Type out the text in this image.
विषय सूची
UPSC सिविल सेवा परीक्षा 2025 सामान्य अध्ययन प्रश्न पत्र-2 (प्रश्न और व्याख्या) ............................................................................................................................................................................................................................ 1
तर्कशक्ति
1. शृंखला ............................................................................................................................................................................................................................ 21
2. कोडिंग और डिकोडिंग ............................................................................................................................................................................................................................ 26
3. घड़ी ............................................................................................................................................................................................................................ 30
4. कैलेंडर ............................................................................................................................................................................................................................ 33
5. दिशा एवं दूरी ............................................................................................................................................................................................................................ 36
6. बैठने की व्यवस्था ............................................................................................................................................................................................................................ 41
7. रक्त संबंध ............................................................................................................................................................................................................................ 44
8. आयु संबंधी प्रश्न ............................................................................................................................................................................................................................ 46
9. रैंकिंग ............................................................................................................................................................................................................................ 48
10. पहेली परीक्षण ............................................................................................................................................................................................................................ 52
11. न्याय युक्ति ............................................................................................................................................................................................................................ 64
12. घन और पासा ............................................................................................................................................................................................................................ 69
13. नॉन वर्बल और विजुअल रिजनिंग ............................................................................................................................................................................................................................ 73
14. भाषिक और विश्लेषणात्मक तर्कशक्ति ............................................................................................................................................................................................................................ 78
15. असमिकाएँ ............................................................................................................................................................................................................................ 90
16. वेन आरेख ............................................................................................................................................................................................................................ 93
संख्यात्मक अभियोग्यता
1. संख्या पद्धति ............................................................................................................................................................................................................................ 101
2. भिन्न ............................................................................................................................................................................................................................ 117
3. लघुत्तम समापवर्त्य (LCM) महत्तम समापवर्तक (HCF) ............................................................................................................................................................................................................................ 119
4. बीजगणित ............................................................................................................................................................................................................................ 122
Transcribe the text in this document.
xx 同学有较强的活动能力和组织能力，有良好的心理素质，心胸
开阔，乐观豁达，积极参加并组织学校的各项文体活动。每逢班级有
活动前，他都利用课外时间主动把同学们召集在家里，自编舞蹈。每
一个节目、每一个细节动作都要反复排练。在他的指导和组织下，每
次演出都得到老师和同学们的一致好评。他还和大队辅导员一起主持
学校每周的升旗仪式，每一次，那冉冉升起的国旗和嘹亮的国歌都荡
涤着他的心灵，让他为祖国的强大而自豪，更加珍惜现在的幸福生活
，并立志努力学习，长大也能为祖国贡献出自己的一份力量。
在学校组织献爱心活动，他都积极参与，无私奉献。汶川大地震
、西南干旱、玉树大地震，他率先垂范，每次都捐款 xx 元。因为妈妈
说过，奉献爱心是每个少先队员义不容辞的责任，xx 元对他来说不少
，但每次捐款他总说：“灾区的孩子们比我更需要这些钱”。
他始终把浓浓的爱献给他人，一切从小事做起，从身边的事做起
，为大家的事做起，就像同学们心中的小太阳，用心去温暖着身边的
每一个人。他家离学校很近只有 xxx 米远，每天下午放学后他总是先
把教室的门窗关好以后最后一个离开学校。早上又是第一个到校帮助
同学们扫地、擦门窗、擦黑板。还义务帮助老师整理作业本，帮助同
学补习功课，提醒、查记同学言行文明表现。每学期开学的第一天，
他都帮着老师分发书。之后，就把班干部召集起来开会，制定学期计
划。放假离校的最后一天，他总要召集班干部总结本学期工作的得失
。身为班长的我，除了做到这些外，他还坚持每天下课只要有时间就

___

# Problem to solve
Find each line holding the word "this" and copy it.

# The completed task
Type out the text in this image.
Transcribe the text in this document.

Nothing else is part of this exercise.